> **Written exercise**
Scan the material that follows. Copy every line containing the word "your".

> **Items**

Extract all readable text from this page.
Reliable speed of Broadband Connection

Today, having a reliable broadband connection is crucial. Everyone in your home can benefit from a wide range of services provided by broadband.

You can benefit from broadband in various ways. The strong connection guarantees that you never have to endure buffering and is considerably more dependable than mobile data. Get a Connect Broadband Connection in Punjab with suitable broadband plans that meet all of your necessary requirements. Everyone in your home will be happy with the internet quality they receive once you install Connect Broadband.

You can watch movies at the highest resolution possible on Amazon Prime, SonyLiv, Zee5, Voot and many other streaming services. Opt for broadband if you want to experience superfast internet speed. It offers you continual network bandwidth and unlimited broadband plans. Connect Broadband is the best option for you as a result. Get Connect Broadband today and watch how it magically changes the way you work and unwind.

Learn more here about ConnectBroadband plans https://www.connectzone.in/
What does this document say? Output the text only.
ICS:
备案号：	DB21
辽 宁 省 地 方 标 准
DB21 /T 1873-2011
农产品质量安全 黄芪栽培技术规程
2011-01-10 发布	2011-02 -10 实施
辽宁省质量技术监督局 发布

> **Response to this exercise**
Today, having a reliable broadband connection is crucial. Everyone in your home can benefit from a wide range of services provided by broadband.
You can benefit from broadband in various ways. The strong connection guarantees that you never have to endure buffering and is considerably more dependable than mobile data. Get a Connect Broadband Connection in Punjab with suitable broadband plans that meet all of your necessary requirements. Everyone in your home will be happy with the internet quality they receive once you install Connect Broadband.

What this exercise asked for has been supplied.